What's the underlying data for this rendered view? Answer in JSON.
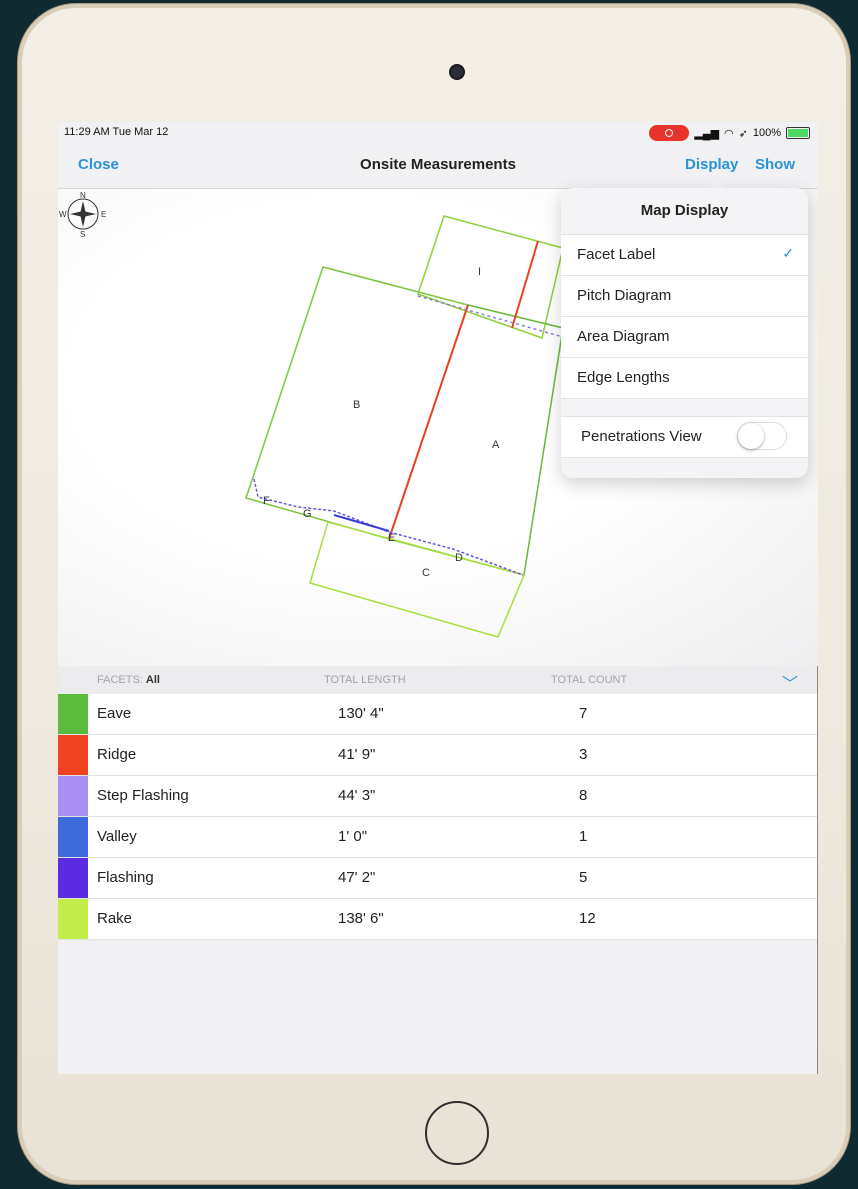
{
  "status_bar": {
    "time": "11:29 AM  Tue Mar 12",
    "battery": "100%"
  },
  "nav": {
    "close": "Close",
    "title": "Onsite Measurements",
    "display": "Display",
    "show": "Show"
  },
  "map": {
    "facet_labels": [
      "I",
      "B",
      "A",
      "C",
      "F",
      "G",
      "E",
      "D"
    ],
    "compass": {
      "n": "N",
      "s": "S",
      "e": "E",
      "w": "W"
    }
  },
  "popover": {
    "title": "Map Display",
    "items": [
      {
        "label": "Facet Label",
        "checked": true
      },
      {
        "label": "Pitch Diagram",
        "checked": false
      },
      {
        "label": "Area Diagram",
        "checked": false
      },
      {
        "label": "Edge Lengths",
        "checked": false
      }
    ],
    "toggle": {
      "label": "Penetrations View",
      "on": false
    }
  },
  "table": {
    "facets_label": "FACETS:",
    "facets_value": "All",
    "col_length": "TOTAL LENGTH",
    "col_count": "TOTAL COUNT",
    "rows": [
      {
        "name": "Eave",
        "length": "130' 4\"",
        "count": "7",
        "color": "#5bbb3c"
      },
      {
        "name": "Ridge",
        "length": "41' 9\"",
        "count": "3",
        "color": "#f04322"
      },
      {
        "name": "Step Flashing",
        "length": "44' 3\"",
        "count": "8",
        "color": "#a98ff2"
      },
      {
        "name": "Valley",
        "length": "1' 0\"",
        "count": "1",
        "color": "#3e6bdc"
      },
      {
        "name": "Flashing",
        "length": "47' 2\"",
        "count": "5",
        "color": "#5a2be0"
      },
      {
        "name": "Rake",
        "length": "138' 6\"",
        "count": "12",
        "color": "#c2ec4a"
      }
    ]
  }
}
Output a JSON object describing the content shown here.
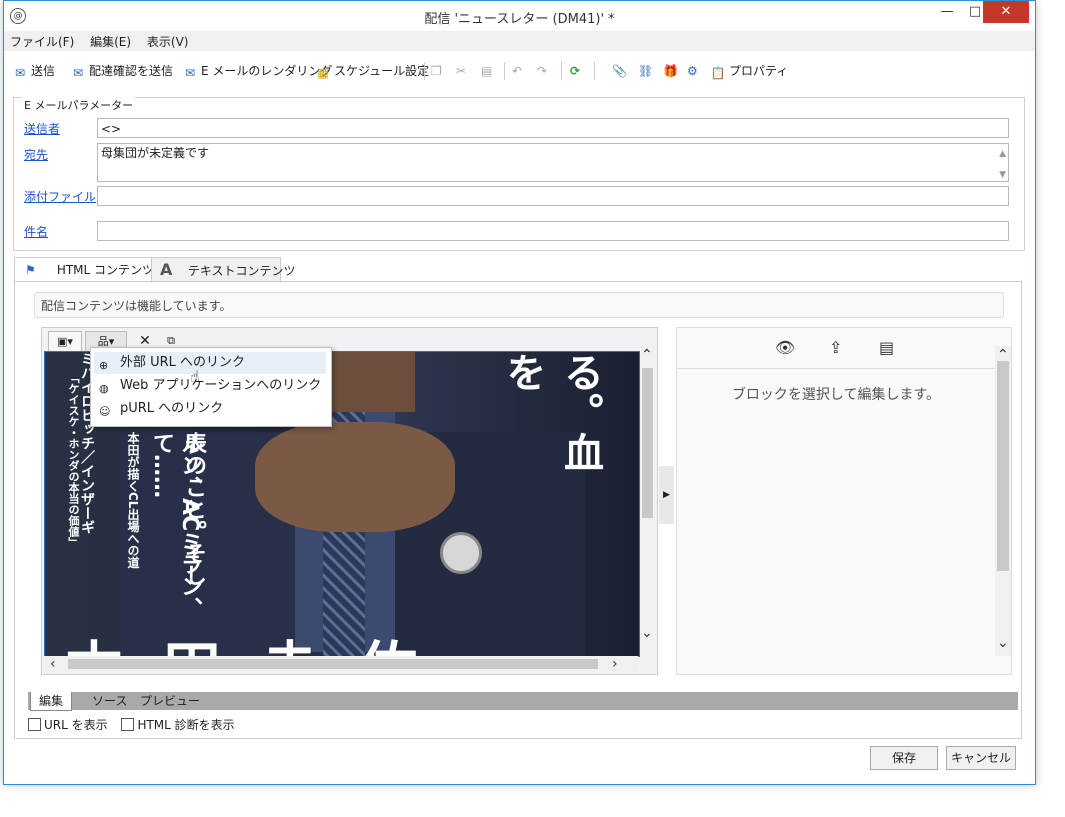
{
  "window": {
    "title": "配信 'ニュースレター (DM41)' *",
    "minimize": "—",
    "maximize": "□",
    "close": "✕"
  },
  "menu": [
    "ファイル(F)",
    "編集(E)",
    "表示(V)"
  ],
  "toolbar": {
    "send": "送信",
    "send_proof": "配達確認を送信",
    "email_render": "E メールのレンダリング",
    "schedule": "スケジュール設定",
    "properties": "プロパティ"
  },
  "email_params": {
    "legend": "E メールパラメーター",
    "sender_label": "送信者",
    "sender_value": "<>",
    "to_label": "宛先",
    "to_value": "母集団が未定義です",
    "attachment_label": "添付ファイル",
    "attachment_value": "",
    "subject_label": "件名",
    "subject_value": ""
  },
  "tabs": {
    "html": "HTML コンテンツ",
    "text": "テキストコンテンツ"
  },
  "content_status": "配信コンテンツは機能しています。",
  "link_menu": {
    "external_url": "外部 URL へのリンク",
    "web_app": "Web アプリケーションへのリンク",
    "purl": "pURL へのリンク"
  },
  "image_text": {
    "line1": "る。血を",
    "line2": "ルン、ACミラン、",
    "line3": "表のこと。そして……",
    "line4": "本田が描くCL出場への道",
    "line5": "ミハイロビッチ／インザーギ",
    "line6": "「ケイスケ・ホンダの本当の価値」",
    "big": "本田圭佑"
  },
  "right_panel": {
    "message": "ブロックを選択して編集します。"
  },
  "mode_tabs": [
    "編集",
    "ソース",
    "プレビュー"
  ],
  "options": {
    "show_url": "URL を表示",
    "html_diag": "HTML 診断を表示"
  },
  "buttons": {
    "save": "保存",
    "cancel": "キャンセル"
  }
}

--*--

§ Task goal: Repeat the records above exactly, omitting every picture.

§ Correct result:
What's the underlying data for this rendered view? Answer in JSON.
{
  "status_bar": {
    "time": "11:29 AM  Tue Mar 12",
    "battery": "100%"
  },
  "nav": {
    "close": "Close",
    "title": "Onsite Measurements",
    "display": "Display",
    "show": "Show"
  },
  "map": {
    "facet_labels": [
      "I",
      "B",
      "A",
      "C",
      "F",
      "G",
      "E",
      "D"
    ],
    "compass": {
      "n": "N",
      "s": "S",
      "e": "E",
      "w": "W"
    }
  },
  "popover": {
    "title": "Map Display",
    "items": [
      {
        "label": "Facet Label",
        "checked": true
      },
      {
        "label": "Pitch Diagram",
        "checked": false
      },
      {
        "label": "Area Diagram",
        "checked": false
      },
      {
        "label": "Edge Lengths",
        "checked": false
      }
    ],
    "toggle": {
      "label": "Penetrations View",
      "on": false
    }
  },
  "table": {
    "facets_label": "FACETS:",
    "facets_value": "All",
    "col_length": "TOTAL LENGTH",
    "col_count": "TOTAL COUNT",
    "rows": [
      {
        "name": "Eave",
        "length": "130' 4\"",
        "count": "7",
        "color": "#5bbb3c"
      },
      {
        "name": "Ridge",
        "length": "41' 9\"",
        "count": "3",
        "color": "#f04322"
      },
      {
        "name": "Step Flashing",
        "length": "44' 3\"",
        "count": "8",
        "color": "#a98ff2"
      },
      {
        "name": "Valley",
        "length": "1' 0\"",
        "count": "1",
        "color": "#3e6bdc"
      },
      {
        "name": "Flashing",
        "length": "47' 2\"",
        "count": "5",
        "color": "#5a2be0"
      },
      {
        "name": "Rake",
        "length": "138' 6\"",
        "count": "12",
        "color": "#c2ec4a"
      }
    ]
  }
}
Output a JSON object describing the content shown here.
{
  "window": {
    "title": "配信 'ニュースレター (DM41)' *",
    "minimize": "—",
    "maximize": "□",
    "close": "✕"
  },
  "menu": [
    "ファイル(F)",
    "編集(E)",
    "表示(V)"
  ],
  "toolbar": {
    "send": "送信",
    "send_proof": "配達確認を送信",
    "email_render": "E メールのレンダリング",
    "schedule": "スケジュール設定",
    "properties": "プロパティ"
  },
  "email_params": {
    "legend": "E メールパラメーター",
    "sender_label": "送信者",
    "sender_value": "<>",
    "to_label": "宛先",
    "to_value": "母集団が未定義です",
    "attachment_label": "添付ファイル",
    "attachment_value": "",
    "subject_label": "件名",
    "subject_value": ""
  },
  "tabs": {
    "html": "HTML コンテンツ",
    "text": "テキストコンテンツ"
  },
  "content_status": "配信コンテンツは機能しています。",
  "link_menu": {
    "external_url": "外部 URL へのリンク",
    "web_app": "Web アプリケーションへのリンク",
    "purl": "pURL へのリンク"
  },
  "image_text": {
    "line1": "る。血を",
    "line2": "ルン、ACミラン、",
    "line3": "表のこと。そして……",
    "line4": "本田が描くCL出場への道",
    "line5": "ミハイロビッチ／インザーギ",
    "line6": "「ケイスケ・ホンダの本当の価値」",
    "big": "本田圭佑"
  },
  "right_panel": {
    "message": "ブロックを選択して編集します。"
  },
  "mode_tabs": [
    "編集",
    "ソース",
    "プレビュー"
  ],
  "options": {
    "show_url": "URL を表示",
    "html_diag": "HTML 診断を表示"
  },
  "buttons": {
    "save": "保存",
    "cancel": "キャンセル"
  }
}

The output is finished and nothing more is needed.